Saved entries:
_ _ _ _ _ _ _

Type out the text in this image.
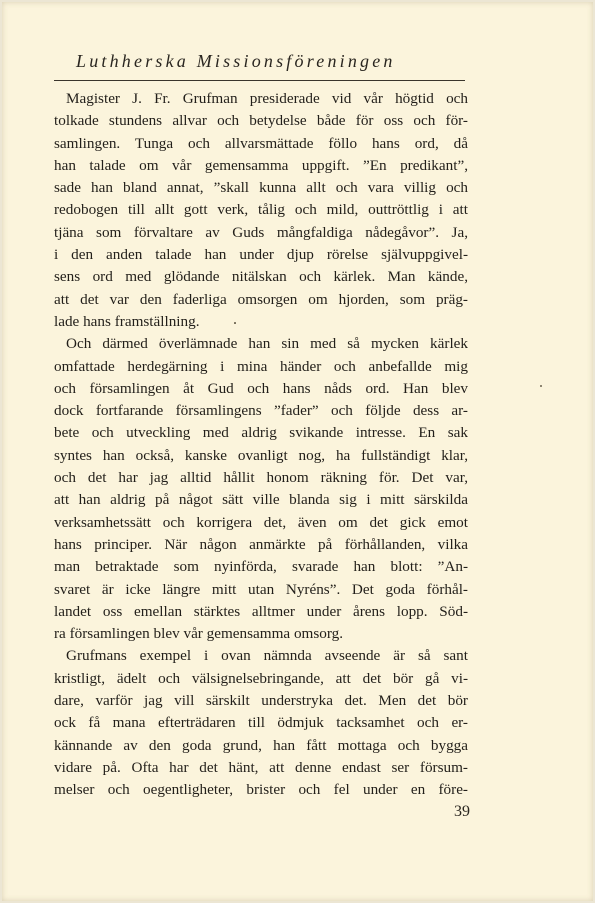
Luthherska Missionsföreningen

Magister J. Fr. Grufman presiderade vid vår högtid och
tolkade stundens allvar och betydelse både för oss och för-
samlingen. Tunga och allvarsmättade föllo hans ord, då
han talade om vår gemensamma uppgift. ”En predikant”,
sade han bland annat, ”skall kunna allt och vara villig och
redobogen till allt gott verk, tålig och mild, outtröttlig i att
tjäna som förvaltare av Guds mångfaldiga nådegåvor”. Ja,
i den anden talade han under djup rörelse självuppgivel-
sens ord med glödande nitälskan och kärlek. Man kände,
att det var den faderliga omsorgen om hjorden, som präg-
lade hans framställning.

Och därmed överlämnade han sin med så mycken kärlek
omfattade herdegärning i mina händer och anbefallde mig
och församlingen åt Gud och hans nåds ord. Han blev
dock fortfarande församlingens ”fader” och följde dess ar-
bete och utveckling med aldrig svikande intresse. En sak
syntes han också, kanske ovanligt nog, ha fullständigt klar,
och det har jag alltid hållit honom räkning för. Det var,
att han aldrig på något sätt ville blanda sig i mitt särskilda
verksamhetssätt och korrigera det, även om det gick emot
hans principer. När någon anmärkte på förhållanden, vilka
man betraktade som nyinförda, svarade han blott: ”An-
svaret är icke längre mitt utan Nyréns”. Det goda förhål-
landet oss emellan stärktes alltmer under årens lopp. Söd-
ra församlingen blev vår gemensamma omsorg.

Grufmans exempel i ovan nämnda avseende är så sant
kristligt, ädelt och välsignelsebringande, att det bör gå vi-
dare, varför jag vill särskilt understryka det. Men det bör
ock få mana efterträdaren till ödmjuk tacksamhet och er-
kännande av den goda grund, han fått mottaga och bygga
vidare på. Ofta har det hänt, att denne endast ser försum-
melser och oegentligheter, brister och fel under en före-

39
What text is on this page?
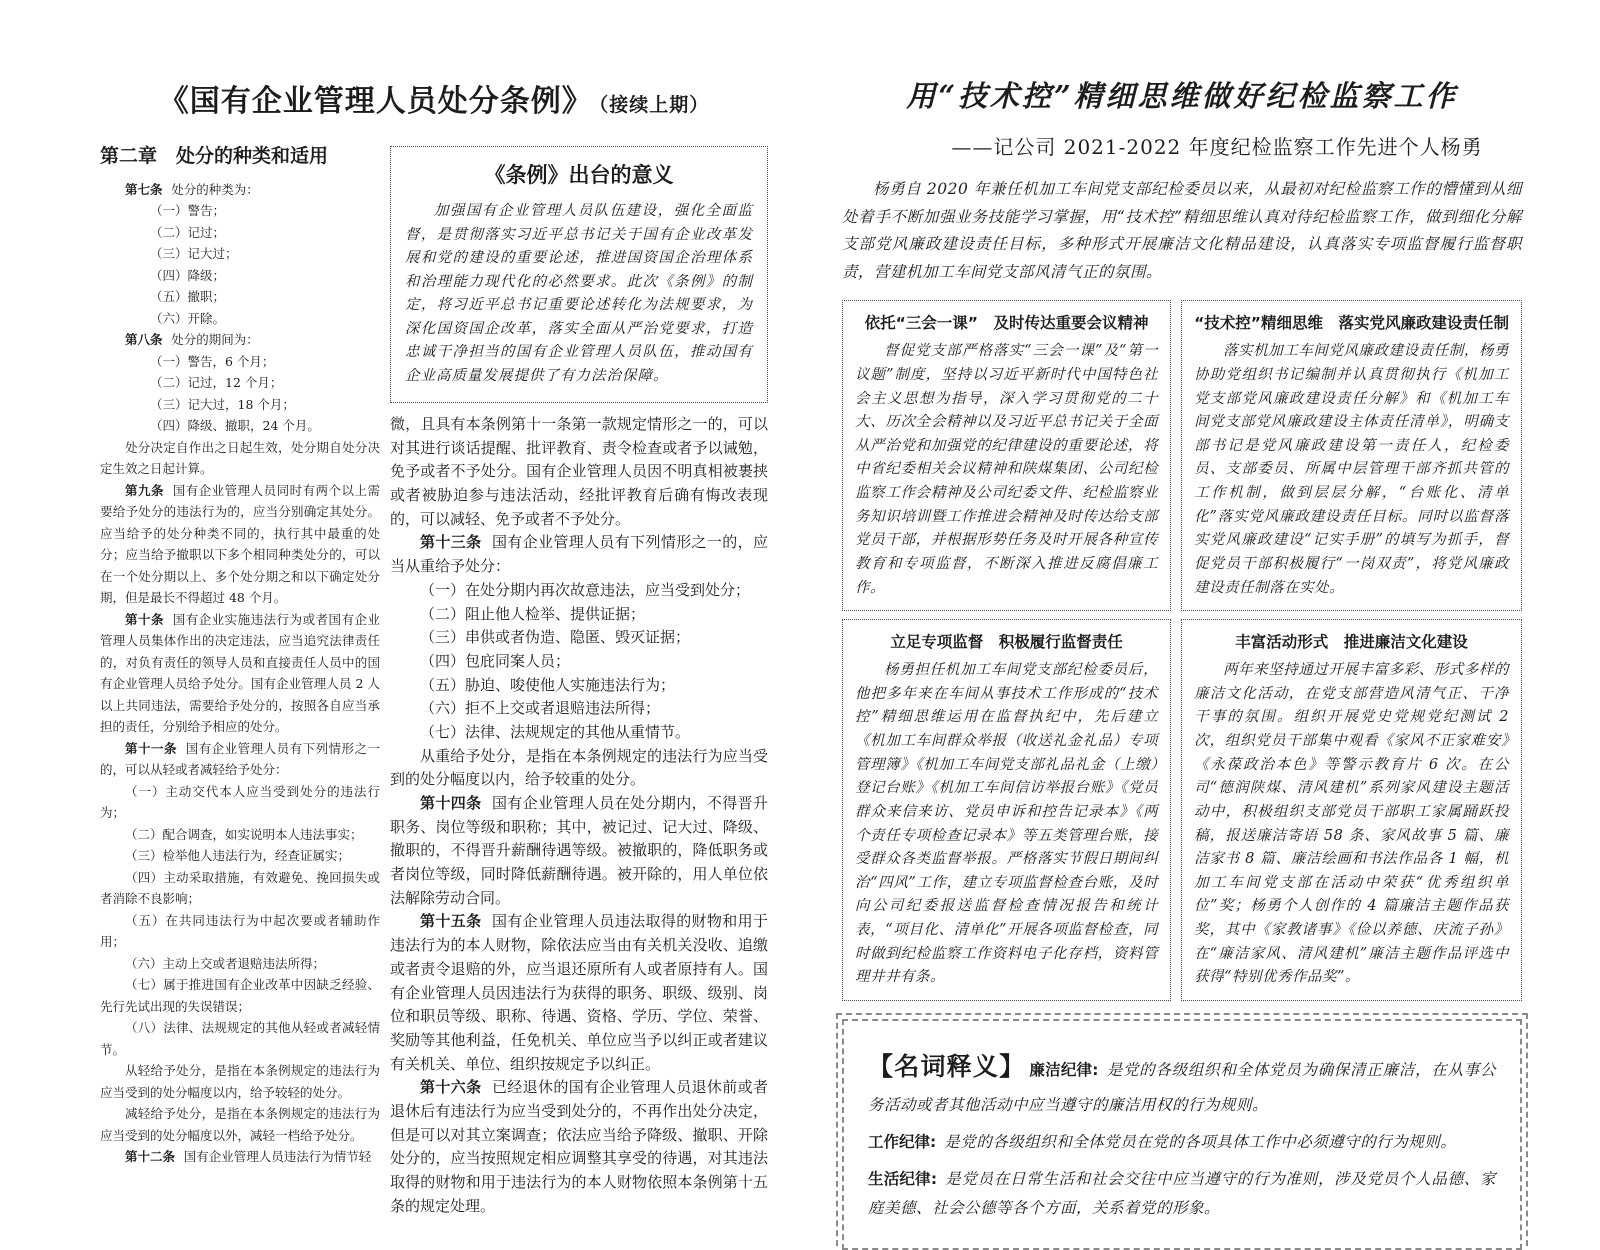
《国有企业管理人员处分条例》 （接续上期）
第二章　处分的种类和适用

第七条 处分的种类为：

（一）警告；

（二）记过；

（三）记大过；

（四）降级；

（五）撤职；

（六）开除。

第八条 处分的期间为：

（一）警告，6 个月；

（二）记过，12 个月；

（三）记大过，18 个月；

（四）降级、撤职，24 个月。

处分决定自作出之日起生效，处分期自处分决定生效之日起计算。

第九条 国有企业管理人员同时有两个以上需要给予处分的违法行为的，应当分别确定其处分。应当给予的处分种类不同的，执行其中最重的处分；应当给予撤职以下多个相同种类处分的，可以在一个处分期以上、多个处分期之和以下确定处分期，但是最长不得超过 48 个月。

第十条 国有企业实施违法行为或者国有企业管理人员集体作出的决定违法，应当追究法律责任的，对负有责任的领导人员和直接责任人员中的国有企业管理人员给予处分。国有企业管理人员 2 人以上共同违法，需要给予处分的，按照各自应当承担的责任，分别给予相应的处分。

第十一条 国有企业管理人员有下列情形之一的，可以从轻或者减轻给予处分：

（一）主动交代本人应当受到处分的违法行为；

（二）配合调查，如实说明本人违法事实；

（三）检举他人违法行为，经查证属实；

（四）主动采取措施，有效避免、挽回损失或者消除不良影响；

（五）在共同违法行为中起次要或者辅助作用；

（六）主动上交或者退赔违法所得；

（七）属于推进国有企业改革中因缺乏经验、先行先试出现的失误错误；

（八）法律、法规规定的其他从轻或者减轻情节。

从轻给予处分，是指在本条例规定的违法行为应当受到的处分幅度以内，给予较轻的处分。

减轻给予处分，是指在本条例规定的违法行为应当受到的处分幅度以外，减轻一档给予处分。

第十二条 国有企业管理人员违法行为情节轻

《条例》出台的意义

加强国有企业管理人员队伍建设，强化全面监督，是贯彻落实习近平总书记关于国有企业改革发展和党的建设的重要论述，推进国资国企治理体系和治理能力现代化的必然要求。此次《条例》的制定，将习近平总书记重要论述转化为法规要求，为深化国资国企改革，落实全面从严治党要求，打造忠诚干净担当的国有企业管理人员队伍，推动国有企业高质量发展提供了有力法治保障。

微，且具有本条例第十一条第一款规定情形之一的，可以对其进行谈话提醒、批评教育、责令检查或者予以诫勉，免予或者不予处分。国有企业管理人员因不明真相被裹挟或者被胁迫参与违法活动，经批评教育后确有悔改表现的，可以减轻、免予或者不予处分。

第十三条 国有企业管理人员有下列情形之一的，应当从重给予处分：

（一）在处分期内再次故意违法，应当受到处分；

（二）阻止他人检举、提供证据；

（三）串供或者伪造、隐匿、毁灭证据；

（四）包庇同案人员；

（五）胁迫、唆使他人实施违法行为；

（六）拒不上交或者退赔违法所得；

（七）法律、法规规定的其他从重情节。

从重给予处分，是指在本条例规定的违法行为应当受到的处分幅度以内，给予较重的处分。

第十四条 国有企业管理人员在处分期内，不得晋升职务、岗位等级和职称；其中，被记过、记大过、降级、撤职的，不得晋升薪酬待遇等级。被撤职的，降低职务或者岗位等级，同时降低薪酬待遇。被开除的，用人单位依法解除劳动合同。

第十五条 国有企业管理人员违法取得的财物和用于违法行为的本人财物，除依法应当由有关机关没收、追缴或者责令退赔的外，应当退还原所有人或者原持有人。国有企业管理人员因违法行为获得的职务、职级、级别、岗位和职员等级、职称、待遇、资格、学历、学位、荣誉、奖励等其他利益，任免机关、单位应当予以纠正或者建议有关机关、单位、组织按规定予以纠正。

第十六条 已经退休的国有企业管理人员退休前或者退休后有违法行为应当受到处分的，不再作出处分决定，但是可以对其立案调查；依法应当给予降级、撤职、开除处分的，应当按照规定相应调整其享受的待遇，对其违法取得的财物和用于违法行为的本人财物依照本条例第十五条的规定处理。

用“技术控”精细思维做好纪检监察工作
——记公司 2021-2022 年度纪检监察工作先进个人杨勇

杨勇自 2020 年兼任机加工车间党支部纪检委员以来，从最初对纪检监察工作的懵懂到从细处着手不断加强业务技能学习掌握，用“技术控”精细思维认真对待纪检监察工作，做到细化分解支部党风廉政建设责任目标，多种形式开展廉洁文化精品建设，认真落实专项监督履行监督职责，营建机加工车间党支部风清气正的氛围。

依托“三会一课”　及时传达重要会议精神

督促党支部严格落实“三会一课”及“第一议题”制度，坚持以习近平新时代中国特色社会主义思想为指导，深入学习贯彻党的二十大、历次全会精神以及习近平总书记关于全面从严治党和加强党的纪律建设的重要论述，将中省纪委相关会议精神和陕煤集团、公司纪检监察工作会精神及公司纪委文件、纪检监察业务知识培训暨工作推进会精神及时传达给支部党员干部，并根据形势任务及时开展各种宣传教育和专项监督，不断深入推进反腐倡廉工作。

“技术控”精细思维　落实党风廉政建设责任制

落实机加工车间党风廉政建设责任制，杨勇协助党组织书记编制并认真贯彻执行《机加工党支部党风廉政建设责任分解》和《机加工车间党支部党风廉政建设主体责任清单》，明确支部书记是党风廉政建设第一责任人，纪检委员、支部委员、所属中层管理干部齐抓共管的工作机制，做到层层分解，“台账化、清单化”落实党风廉政建设责任目标。同时以监督落实党风廉政建设“记实手册”的填写为抓手，督促党员干部积极履行“一岗双责”，将党风廉政建设责任制落在实处。

立足专项监督　积极履行监督责任

杨勇担任机加工车间党支部纪检委员后，他把多年来在车间从事技术工作形成的“技术控”精细思维运用在监督执纪中，先后建立《机加工车间群众举报（收送礼金礼品）专项管理簿》《机加工车间党支部礼品礼金（上缴）登记台账》《机加工车间信访举报台账》《党员群众来信来访、党员申诉和控告记录本》《两个责任专项检查记录本》等五类管理台账，接受群众各类监督举报。严格落实节假日期间纠治“四风”工作，建立专项监督检查台账，及时向公司纪委报送监督检查情况报告和统计表，“项目化、清单化”开展各项监督检查，同时做到纪检监察工作资料电子化存档，资料管理井井有条。

丰富活动形式　推进廉洁文化建设

两年来坚持通过开展丰富多彩、形式多样的廉洁文化活动，在党支部营造风清气正、干净干事的氛围。组织开展党史党规党纪测试 2 次，组织党员干部集中观看《家风不正家难安》《永葆政治本色》等警示教育片 6 次。在公司“德润陕煤、清风建机”系列家风建设主题活动中，积极组织支部党员干部职工家属踊跃投稿，报送廉洁寄语 58 条、家风故事 5 篇、廉洁家书 8 篇、廉洁绘画和书法作品各 1 幅，机加工车间党支部在活动中荣获“优秀组织单位”奖；杨勇个人创作的 4 篇廉洁主题作品获奖，其中《家教诸事》《俭以养德、庆流子孙》在“廉洁家风、清风建机”廉洁主题作品评选中获得“特别优秀作品奖”。

【名词释义】 廉洁纪律: 是党的各级组织和全体党员为确保清正廉洁，在从事公务活动或者其他活动中应当遵守的廉洁用权的行为规则。

工作纪律: 是党的各级组织和全体党员在党的各项具体工作中必须遵守的行为规则。

生活纪律: 是党员在日常生活和社会交往中应当遵守的行为准则，涉及党员个人品德、家庭美德、社会公德等各个方面，关系着党的形象。
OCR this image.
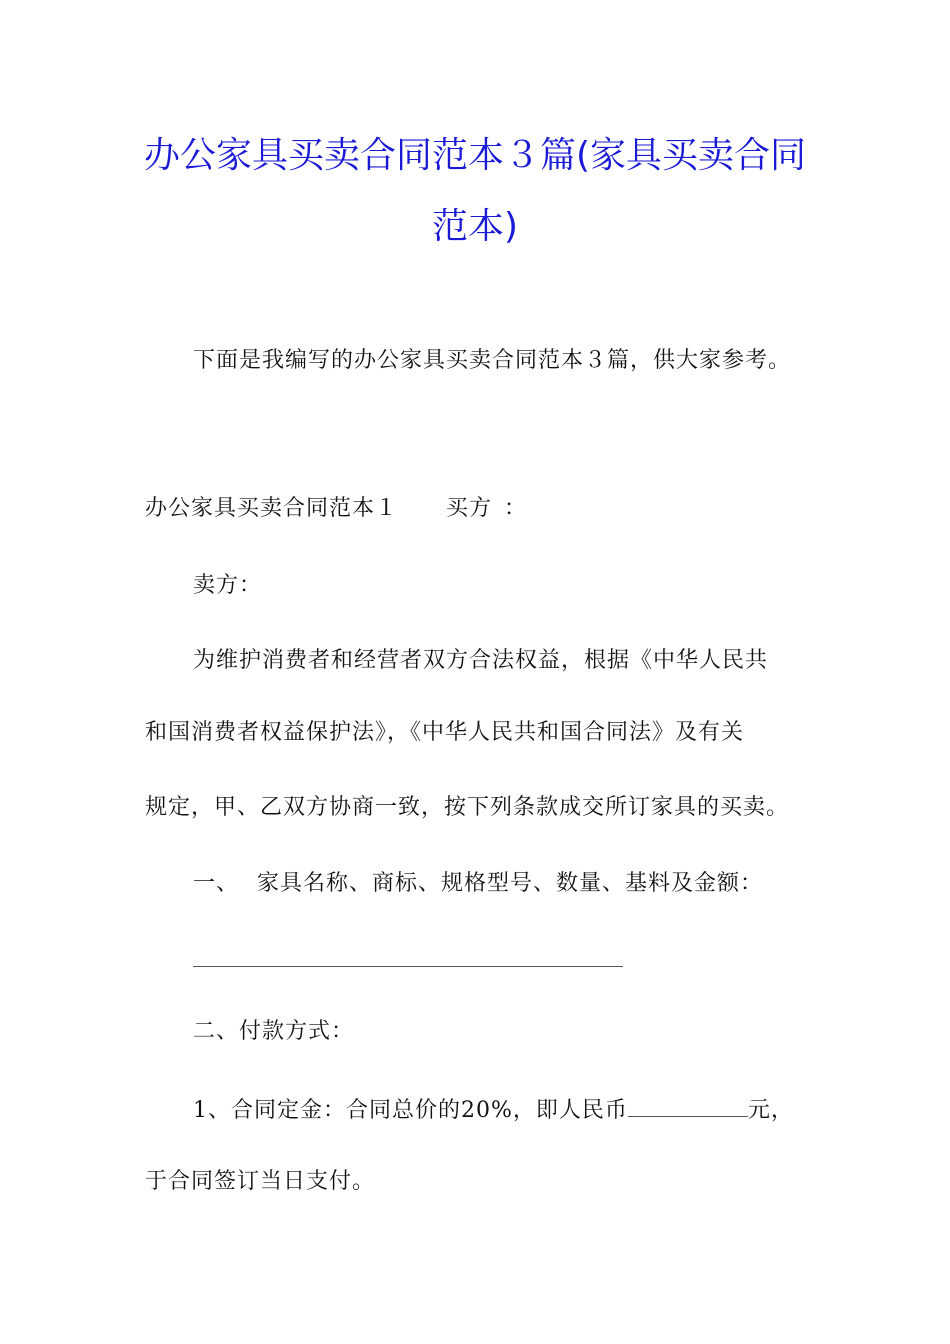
办公家具买卖合同范本３篇(家具买卖合同
范本)
下面是我编写的办公家具买卖合同范本３篇，供大家参考。
办公家具买卖合同范本１ 买方 ：
卖方：
为维护消费者和经营者双方合法权益，根据《中华人民共
和国消费者权益保护法》，《中华人民共和国合同法》及有关
规定，甲、乙双方协商一致，按下列条款成交所订家具的买卖。
一、 家具名称、商标、规格型号、数量、基料及金额：
二、付款方式：
1、合同定金：合同总价的20%，即人民币	元，
于合同签订当日支付。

_ _ _ _ _ _ _

Required work =>
Copy each line above containing the string "goda".

Output for this exercise =>
svaret är icke längre mitt utan Nyréns”. Det goda förhål-
kännande av den goda grund, han fått mottaga och bygga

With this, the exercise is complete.